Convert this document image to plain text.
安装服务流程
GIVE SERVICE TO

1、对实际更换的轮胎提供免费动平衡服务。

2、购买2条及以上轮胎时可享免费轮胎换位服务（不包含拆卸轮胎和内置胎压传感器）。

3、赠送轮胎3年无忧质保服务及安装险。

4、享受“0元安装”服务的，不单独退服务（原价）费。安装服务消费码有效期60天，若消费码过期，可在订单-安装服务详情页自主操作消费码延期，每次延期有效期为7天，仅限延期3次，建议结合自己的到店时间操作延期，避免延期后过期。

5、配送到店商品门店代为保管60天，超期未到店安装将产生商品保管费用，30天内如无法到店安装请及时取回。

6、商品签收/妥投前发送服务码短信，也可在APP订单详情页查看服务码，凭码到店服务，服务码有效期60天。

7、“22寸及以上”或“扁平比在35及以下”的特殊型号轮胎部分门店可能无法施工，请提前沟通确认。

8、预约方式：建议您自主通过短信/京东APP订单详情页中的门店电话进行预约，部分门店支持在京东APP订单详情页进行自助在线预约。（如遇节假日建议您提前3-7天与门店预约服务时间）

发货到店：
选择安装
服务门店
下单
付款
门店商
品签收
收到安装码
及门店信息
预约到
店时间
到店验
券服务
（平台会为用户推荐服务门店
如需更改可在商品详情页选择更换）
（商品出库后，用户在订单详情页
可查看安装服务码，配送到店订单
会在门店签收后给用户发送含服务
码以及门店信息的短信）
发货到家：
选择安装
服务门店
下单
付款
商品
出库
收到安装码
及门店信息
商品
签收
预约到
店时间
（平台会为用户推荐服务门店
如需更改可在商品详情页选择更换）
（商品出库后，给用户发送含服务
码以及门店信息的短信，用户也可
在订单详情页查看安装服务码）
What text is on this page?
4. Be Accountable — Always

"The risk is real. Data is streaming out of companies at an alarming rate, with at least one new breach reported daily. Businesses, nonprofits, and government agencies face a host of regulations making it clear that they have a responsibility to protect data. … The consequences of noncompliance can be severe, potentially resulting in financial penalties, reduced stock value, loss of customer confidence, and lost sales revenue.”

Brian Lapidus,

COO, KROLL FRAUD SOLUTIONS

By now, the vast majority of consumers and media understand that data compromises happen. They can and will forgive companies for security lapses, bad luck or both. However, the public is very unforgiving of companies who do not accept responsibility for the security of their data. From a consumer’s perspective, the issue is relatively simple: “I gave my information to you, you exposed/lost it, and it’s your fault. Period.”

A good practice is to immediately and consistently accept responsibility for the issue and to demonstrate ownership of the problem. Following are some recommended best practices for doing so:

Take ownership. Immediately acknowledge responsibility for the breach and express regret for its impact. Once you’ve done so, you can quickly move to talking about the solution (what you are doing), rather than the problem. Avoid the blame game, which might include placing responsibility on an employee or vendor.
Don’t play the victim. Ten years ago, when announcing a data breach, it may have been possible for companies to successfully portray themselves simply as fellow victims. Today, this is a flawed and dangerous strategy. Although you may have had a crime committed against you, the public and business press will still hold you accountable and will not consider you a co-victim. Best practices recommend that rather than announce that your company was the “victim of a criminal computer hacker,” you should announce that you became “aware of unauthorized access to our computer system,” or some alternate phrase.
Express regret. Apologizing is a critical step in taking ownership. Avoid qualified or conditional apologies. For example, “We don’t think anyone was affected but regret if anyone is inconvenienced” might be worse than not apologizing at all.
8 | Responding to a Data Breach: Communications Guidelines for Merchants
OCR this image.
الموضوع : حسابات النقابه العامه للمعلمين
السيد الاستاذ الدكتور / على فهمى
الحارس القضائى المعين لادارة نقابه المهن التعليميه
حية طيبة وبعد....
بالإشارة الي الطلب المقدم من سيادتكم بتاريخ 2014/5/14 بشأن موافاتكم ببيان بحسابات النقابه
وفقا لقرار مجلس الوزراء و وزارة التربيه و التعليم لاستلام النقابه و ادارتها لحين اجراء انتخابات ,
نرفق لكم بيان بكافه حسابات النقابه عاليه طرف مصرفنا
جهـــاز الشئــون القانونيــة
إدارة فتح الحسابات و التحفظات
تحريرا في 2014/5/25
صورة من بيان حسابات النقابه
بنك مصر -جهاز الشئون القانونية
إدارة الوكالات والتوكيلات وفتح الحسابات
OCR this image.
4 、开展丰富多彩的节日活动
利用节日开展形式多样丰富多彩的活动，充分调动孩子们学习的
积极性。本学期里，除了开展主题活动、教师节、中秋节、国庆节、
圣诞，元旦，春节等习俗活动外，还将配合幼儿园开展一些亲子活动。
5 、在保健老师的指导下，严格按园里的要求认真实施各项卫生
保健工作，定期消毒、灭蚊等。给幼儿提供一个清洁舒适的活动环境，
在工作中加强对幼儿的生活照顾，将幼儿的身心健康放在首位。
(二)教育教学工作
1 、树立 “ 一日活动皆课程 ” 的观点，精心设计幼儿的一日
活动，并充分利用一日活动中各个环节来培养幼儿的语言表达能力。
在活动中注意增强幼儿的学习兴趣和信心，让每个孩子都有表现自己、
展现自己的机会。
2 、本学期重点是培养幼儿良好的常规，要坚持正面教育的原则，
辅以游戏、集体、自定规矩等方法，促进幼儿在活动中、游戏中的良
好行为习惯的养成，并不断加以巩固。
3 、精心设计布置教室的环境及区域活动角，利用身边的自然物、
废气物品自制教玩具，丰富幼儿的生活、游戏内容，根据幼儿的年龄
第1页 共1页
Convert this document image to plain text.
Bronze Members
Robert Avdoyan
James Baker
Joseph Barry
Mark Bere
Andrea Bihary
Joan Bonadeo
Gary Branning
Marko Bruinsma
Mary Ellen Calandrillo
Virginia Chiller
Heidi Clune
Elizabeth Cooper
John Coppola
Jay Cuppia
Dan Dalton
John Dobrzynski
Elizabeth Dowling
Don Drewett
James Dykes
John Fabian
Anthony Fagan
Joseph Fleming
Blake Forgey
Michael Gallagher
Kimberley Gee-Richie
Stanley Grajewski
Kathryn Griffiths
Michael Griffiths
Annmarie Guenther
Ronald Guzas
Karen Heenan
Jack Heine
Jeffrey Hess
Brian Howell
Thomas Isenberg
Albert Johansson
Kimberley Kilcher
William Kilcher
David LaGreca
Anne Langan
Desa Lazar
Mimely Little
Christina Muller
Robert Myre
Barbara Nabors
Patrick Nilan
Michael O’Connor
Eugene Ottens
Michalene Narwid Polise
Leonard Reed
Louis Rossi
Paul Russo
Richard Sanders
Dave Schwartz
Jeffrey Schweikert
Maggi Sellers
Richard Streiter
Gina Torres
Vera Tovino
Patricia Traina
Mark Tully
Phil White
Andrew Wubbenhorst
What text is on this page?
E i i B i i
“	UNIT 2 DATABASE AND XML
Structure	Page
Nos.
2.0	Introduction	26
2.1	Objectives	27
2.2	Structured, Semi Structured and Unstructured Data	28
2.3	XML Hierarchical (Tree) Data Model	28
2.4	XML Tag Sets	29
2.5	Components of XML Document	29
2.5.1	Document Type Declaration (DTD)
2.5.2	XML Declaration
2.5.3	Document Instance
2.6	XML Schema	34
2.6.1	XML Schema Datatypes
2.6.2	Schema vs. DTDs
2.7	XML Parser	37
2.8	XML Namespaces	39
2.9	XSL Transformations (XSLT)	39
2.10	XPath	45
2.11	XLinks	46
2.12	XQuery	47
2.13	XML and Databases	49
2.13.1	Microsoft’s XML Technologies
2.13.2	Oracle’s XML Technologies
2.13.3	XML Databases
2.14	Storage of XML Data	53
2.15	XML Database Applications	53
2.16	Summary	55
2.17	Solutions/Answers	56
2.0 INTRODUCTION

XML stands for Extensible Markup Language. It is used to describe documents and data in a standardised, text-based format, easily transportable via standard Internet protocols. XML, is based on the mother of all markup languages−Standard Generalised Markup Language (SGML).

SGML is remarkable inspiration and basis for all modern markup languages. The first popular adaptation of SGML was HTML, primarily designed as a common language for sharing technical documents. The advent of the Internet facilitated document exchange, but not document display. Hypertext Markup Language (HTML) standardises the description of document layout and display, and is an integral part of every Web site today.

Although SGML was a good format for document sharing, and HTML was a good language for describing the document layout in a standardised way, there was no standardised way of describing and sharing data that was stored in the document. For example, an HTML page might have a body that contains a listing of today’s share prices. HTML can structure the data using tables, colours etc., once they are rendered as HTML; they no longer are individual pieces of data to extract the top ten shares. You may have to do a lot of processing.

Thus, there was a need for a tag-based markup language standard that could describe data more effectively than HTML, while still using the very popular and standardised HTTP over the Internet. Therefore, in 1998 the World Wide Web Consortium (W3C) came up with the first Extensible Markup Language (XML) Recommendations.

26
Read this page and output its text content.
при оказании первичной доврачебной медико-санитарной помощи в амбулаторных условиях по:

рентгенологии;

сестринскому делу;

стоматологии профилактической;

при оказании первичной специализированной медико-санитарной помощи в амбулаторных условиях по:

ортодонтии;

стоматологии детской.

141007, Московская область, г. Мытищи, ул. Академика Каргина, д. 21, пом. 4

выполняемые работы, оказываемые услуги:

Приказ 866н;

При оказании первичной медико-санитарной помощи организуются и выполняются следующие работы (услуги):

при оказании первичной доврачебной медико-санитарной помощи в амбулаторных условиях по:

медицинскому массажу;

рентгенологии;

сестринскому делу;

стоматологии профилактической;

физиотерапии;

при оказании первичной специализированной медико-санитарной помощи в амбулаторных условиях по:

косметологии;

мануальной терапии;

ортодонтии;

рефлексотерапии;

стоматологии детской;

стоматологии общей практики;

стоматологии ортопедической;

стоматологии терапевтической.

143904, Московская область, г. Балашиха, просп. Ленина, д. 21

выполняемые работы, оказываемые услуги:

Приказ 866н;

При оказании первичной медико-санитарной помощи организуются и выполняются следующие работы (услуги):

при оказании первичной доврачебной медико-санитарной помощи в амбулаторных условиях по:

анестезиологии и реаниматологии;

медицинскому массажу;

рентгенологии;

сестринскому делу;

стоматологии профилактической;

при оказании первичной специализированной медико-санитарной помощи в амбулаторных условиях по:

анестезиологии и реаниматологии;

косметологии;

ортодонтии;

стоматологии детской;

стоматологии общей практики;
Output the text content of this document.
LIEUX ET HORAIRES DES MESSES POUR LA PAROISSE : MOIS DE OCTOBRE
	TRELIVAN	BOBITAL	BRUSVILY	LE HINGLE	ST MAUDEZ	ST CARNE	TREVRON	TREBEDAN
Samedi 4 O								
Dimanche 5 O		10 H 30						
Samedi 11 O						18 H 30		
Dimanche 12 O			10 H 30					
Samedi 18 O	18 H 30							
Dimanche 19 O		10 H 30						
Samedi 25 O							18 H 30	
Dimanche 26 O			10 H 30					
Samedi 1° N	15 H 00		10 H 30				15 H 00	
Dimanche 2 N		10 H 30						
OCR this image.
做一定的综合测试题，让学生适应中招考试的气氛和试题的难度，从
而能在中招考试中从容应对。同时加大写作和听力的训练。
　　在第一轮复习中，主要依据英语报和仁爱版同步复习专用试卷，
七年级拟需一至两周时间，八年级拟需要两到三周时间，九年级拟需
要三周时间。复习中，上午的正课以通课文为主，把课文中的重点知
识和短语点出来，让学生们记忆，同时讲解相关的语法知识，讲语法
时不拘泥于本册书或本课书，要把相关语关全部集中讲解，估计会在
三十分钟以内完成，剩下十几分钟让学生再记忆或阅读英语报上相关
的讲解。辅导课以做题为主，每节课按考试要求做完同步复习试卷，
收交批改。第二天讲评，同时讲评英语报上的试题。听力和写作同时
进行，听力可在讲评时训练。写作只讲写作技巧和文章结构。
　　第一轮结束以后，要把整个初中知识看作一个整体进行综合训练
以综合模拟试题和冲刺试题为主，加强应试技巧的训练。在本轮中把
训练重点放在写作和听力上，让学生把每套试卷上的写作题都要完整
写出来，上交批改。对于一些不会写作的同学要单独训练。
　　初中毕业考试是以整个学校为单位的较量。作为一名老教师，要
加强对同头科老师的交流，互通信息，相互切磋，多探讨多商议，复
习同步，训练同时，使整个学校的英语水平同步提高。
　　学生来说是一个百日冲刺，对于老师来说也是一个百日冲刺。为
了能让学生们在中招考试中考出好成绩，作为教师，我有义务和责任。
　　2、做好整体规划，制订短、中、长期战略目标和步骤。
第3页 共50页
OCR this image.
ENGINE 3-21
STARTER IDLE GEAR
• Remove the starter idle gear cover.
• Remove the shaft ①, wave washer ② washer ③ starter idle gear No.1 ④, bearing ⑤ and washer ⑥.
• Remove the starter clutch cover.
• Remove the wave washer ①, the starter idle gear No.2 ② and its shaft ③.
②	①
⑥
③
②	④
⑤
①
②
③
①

··········

**Given problem:** List every line from the entries above in which "SGML" appears.

**Correct output:**
XML stands for Extensible Markup Language. It is used to describe documents and data in a standardised, text-based format, easily transportable via standard Internet protocols. XML, is based on the mother of all markup languages−Standard Generalised Markup Language (SGML).
SGML is remarkable inspiration and basis for all modern markup languages. The first popular adaptation of SGML was HTML, primarily designed as a common language for sharing technical documents. The advent of the Internet facilitated document exchange, but not document display. Hypertext Markup Language (HTML) standardises the description of document layout and display, and is an integral part of every Web site today.
Although SGML was a good format for document sharing, and HTML was a good language for describing the document layout in a standardised way, there was no standardised way of describing and sharing data that was stored in the document. For example, an HTML page might have a body that contains a listing of today’s share prices. HTML can structure the data using tables, colours etc., once they are rendered as HTML; they no longer are individual pieces of data to extract the top ten shares. You may have to do a lot of processing.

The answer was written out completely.